[Text passage]:
..........

Response to consultation document, 'Proposed changes to the Indicative Sanctions Guidance for Fitness to Practise Panels'
May 2008
Thank you for consulting the BMA on the GMC’s consultation document on Proposed changes to the Indicative Sanctions Guidance for Fitness to Practise Panels. Our response is split into two sections. Firstly, general comments on the proposed changes. Secondly, comments on specific sections of the Indicative Sanctions Guidance itself.
General comments
The BMA believes that the Indicative Sanction Guidance has proved to be a very useful tool for panellists since it was first published in 2001. We understand the need for an updated version due to new ethical guidance produced since its last revision in 2005, such as the revised Good Medical Practice (2006) and Maintaining Boundaries (2006).
While we believe that the reputation of the profession and its protection must be maintained, we are concerned that there seems almost to be more emphasis on this in the new Indicative Sanctions Guidance than on an individual’s guilt or innocence.
It worth noting how complex and time-consuming the fitness to practise hearings can be. If more of the preparatory work could be done before a hearing, this could save a lot of time in the hearing of evidence.
The BMA is content with the new guidance document, which is both comprehensive and clear.

..........

[Listed records]:
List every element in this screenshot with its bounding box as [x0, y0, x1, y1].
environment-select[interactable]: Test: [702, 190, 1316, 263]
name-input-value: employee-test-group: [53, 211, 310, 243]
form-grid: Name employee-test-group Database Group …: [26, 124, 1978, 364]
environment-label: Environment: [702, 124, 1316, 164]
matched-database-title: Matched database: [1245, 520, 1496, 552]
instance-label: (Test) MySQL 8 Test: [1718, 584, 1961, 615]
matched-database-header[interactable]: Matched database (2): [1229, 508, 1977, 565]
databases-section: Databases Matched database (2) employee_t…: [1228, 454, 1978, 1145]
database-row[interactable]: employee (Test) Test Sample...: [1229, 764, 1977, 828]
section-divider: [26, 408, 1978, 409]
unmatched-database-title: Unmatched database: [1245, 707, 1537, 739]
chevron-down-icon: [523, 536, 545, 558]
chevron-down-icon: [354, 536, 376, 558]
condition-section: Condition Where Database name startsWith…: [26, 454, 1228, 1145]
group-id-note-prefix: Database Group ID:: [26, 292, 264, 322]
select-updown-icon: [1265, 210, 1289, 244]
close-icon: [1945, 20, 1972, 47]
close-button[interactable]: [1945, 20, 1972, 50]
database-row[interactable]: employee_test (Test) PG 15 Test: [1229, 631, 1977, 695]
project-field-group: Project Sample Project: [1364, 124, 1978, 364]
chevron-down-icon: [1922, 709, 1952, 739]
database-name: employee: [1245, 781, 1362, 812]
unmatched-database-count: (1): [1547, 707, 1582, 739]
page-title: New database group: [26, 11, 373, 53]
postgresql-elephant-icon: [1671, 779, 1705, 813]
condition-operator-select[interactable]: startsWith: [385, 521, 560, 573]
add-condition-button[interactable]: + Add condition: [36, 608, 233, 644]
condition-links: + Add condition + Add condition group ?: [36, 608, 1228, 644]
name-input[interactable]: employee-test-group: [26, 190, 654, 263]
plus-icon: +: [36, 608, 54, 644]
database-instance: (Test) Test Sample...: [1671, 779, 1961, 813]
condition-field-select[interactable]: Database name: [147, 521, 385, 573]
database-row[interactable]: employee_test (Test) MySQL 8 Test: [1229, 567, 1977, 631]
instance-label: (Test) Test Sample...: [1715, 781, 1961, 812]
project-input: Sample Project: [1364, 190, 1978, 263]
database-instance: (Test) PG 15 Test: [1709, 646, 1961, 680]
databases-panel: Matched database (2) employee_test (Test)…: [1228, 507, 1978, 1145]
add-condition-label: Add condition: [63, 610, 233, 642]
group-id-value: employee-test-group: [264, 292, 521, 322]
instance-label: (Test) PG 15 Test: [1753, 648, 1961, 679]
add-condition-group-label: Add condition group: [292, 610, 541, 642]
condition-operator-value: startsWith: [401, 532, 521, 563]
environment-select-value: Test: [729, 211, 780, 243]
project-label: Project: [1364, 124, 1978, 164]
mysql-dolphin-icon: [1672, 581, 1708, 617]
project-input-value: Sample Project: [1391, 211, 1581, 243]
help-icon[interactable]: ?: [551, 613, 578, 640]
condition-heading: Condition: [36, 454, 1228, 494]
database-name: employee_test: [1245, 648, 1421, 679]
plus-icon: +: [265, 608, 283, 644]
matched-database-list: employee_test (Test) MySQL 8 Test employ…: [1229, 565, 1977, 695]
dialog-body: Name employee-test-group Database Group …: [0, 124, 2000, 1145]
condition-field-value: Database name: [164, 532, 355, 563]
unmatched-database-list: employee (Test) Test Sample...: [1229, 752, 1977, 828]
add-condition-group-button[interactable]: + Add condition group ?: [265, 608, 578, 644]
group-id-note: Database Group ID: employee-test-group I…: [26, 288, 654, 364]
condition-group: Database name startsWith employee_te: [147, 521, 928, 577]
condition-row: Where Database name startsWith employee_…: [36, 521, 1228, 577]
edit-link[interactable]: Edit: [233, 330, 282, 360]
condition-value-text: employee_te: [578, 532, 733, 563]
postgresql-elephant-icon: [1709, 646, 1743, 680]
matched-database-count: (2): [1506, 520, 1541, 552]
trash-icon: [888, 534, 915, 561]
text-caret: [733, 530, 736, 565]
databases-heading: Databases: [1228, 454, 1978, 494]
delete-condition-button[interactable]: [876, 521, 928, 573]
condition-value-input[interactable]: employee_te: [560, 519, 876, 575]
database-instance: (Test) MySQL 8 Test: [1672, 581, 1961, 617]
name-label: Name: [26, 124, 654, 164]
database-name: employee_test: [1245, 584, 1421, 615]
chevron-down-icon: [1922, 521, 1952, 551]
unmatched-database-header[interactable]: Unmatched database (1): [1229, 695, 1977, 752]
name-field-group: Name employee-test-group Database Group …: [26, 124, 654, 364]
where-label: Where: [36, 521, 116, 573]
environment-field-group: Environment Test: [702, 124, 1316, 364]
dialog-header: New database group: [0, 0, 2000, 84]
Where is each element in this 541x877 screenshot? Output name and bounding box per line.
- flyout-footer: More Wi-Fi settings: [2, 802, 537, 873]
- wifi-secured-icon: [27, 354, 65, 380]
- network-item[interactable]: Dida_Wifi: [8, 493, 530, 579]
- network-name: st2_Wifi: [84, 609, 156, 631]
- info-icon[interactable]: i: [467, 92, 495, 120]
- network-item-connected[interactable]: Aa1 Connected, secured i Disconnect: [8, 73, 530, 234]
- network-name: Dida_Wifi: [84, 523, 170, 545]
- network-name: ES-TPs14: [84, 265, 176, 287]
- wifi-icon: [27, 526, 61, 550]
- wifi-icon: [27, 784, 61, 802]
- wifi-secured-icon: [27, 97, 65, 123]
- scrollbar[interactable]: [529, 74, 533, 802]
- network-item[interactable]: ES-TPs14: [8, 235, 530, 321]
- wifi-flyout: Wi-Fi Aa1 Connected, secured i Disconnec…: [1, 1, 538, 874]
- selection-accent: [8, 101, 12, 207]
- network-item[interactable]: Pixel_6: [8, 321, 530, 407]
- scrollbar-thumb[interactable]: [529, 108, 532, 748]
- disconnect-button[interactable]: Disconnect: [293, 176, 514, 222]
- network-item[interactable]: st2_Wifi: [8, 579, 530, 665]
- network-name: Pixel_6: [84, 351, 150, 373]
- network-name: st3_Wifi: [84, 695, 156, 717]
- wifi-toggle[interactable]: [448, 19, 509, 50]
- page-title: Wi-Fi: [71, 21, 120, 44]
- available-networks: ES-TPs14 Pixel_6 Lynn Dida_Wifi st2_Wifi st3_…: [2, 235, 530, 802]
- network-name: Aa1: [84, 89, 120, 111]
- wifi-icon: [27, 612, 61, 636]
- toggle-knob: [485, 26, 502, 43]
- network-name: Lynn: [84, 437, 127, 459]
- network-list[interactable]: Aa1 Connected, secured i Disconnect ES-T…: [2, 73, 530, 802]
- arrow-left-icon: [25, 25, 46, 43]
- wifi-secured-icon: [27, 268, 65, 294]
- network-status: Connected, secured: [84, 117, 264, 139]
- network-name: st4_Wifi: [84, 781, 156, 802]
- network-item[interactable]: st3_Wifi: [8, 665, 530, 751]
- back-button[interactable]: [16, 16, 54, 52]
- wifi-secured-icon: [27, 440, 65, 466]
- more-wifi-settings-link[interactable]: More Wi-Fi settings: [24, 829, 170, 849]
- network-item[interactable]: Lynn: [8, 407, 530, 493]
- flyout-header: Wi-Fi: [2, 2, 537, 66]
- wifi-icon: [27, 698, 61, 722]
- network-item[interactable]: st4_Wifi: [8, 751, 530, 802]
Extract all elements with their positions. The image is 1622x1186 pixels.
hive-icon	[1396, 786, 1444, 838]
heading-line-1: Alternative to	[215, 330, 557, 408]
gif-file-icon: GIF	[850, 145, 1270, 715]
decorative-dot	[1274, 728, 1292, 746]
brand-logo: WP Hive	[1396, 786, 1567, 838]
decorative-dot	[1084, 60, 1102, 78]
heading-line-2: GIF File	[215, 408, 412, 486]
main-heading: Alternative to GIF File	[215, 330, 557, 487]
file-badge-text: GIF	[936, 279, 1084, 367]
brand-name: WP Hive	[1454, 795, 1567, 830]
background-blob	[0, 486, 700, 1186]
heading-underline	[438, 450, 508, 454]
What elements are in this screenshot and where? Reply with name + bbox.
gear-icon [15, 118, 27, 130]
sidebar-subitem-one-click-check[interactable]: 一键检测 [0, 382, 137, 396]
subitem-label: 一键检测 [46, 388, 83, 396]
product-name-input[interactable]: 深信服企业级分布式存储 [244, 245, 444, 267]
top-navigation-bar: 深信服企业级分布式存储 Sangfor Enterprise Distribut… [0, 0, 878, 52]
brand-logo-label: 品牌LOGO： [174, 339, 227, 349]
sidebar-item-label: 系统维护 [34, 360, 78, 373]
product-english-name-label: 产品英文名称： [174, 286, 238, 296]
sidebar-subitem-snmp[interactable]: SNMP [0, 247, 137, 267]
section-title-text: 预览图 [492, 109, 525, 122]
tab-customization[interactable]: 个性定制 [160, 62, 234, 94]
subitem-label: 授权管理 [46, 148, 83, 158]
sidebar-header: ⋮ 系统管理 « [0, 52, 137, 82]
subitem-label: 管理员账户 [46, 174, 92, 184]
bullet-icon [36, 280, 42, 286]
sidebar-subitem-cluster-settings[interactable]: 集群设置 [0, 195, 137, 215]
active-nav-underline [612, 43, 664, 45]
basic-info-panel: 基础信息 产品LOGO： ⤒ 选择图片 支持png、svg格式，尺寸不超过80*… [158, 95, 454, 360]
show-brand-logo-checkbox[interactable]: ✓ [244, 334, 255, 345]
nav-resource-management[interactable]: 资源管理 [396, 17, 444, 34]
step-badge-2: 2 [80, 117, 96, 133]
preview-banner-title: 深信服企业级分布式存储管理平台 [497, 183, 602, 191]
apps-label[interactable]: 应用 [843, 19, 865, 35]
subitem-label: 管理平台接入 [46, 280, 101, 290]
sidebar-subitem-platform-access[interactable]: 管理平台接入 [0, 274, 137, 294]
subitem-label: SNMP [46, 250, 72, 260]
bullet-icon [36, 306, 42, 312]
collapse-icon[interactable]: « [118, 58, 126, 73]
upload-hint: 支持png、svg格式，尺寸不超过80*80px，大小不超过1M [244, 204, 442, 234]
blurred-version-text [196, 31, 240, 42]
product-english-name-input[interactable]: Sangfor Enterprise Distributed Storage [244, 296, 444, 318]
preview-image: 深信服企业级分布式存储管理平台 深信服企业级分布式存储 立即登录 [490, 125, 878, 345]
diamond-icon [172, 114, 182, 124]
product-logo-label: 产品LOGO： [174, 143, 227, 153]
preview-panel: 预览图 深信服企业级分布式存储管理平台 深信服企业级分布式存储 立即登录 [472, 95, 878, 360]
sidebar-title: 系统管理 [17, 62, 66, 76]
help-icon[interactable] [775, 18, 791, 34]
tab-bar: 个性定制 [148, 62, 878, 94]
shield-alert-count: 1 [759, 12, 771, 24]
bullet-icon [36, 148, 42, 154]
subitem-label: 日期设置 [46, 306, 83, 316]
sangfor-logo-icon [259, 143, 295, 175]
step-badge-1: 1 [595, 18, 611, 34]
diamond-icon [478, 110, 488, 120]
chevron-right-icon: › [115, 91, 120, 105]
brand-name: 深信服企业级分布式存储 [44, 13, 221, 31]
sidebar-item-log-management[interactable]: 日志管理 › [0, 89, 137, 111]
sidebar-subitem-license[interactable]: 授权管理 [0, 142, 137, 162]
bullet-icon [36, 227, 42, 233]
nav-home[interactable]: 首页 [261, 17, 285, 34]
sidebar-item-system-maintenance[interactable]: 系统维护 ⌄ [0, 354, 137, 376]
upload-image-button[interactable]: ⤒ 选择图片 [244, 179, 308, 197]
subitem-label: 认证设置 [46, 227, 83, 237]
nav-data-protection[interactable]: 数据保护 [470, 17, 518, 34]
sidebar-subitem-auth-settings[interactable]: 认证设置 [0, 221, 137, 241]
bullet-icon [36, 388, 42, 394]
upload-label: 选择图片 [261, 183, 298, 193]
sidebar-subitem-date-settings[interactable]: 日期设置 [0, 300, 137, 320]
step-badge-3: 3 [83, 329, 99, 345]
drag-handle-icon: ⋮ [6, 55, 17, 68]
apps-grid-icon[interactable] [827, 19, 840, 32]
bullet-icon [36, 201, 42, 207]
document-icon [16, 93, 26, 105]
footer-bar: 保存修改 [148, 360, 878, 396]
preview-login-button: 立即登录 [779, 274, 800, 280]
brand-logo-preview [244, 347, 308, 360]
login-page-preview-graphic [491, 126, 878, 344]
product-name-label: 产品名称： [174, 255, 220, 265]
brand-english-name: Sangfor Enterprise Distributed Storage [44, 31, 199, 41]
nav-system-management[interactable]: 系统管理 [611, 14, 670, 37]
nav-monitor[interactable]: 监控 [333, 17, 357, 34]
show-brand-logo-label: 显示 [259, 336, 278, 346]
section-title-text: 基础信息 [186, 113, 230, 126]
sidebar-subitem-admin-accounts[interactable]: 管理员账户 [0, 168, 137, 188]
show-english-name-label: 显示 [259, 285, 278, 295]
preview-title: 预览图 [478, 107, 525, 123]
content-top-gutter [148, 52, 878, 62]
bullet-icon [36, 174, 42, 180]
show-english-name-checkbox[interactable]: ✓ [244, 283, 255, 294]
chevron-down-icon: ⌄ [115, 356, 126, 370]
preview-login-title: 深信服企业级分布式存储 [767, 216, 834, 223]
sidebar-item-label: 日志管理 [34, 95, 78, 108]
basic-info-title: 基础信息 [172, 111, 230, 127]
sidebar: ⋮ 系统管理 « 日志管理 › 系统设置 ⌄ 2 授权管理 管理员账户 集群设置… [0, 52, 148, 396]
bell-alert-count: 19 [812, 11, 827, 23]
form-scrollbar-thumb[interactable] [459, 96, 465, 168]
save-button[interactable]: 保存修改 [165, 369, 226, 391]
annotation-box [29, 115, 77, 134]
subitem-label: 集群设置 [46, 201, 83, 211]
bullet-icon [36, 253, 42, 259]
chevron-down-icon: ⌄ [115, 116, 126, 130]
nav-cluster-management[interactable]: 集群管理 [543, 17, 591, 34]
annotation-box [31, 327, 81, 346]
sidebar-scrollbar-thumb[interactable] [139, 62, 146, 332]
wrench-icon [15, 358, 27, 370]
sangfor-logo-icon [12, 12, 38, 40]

..........

[Study questions]:
(A) According to the BMA's response on the sanctions guidance, in what year was the Indicative Sanctions Guidance first published?
(B) Pick up the BMA's response on the sanctions guidance after its final sentence and continue writing it.

[Expected outputs]:
(A) 2001

(B)
Comments on specific sections of the Indicative Sanctions Guidance
Role of the Panel and the three-stage process
Paragraph 13
This guidance states that the allegations of impaired health, conduct, or performance need to be proved, that impaired fitness to practise may exist and that sanctions may be warranted. As the new civil standard of proof is shortly to be introduced, we suggest that reference be made to this in the document.
The purpose of sanctions and the public interest
Paragraph 14
This paragraph suggests that the purpose of sanctions is primarily to maintain public confidence in the profession as well as being punitive. The need to maintain public confidence should not draw the fitness to practise panels into making unreasonable judgements which disadvantage the individual doctor's position.
Paragraph 15
As written it seems that this admits the possibility that an individual could be found guilty if this best served the public interest. It must be stated explicitly that a doctor must first be guilty and be found to be so before public interest considerations can be introduced.
Aggravating and mitigating factors
The BMA is pleased that the existing section on mitigation has been expanded and improved and that reasons have to be given for decisions made by the Panel.
Expressions of regret and apology
Paragraph 28
While a practitioner would always wish to commiserate and express regret at the outcome when things go wrong, we are concerned that offering an apology may in some circumstances be construed as admitting negligence. We feel there is a great difference between apologising for outcome and apologising for causation.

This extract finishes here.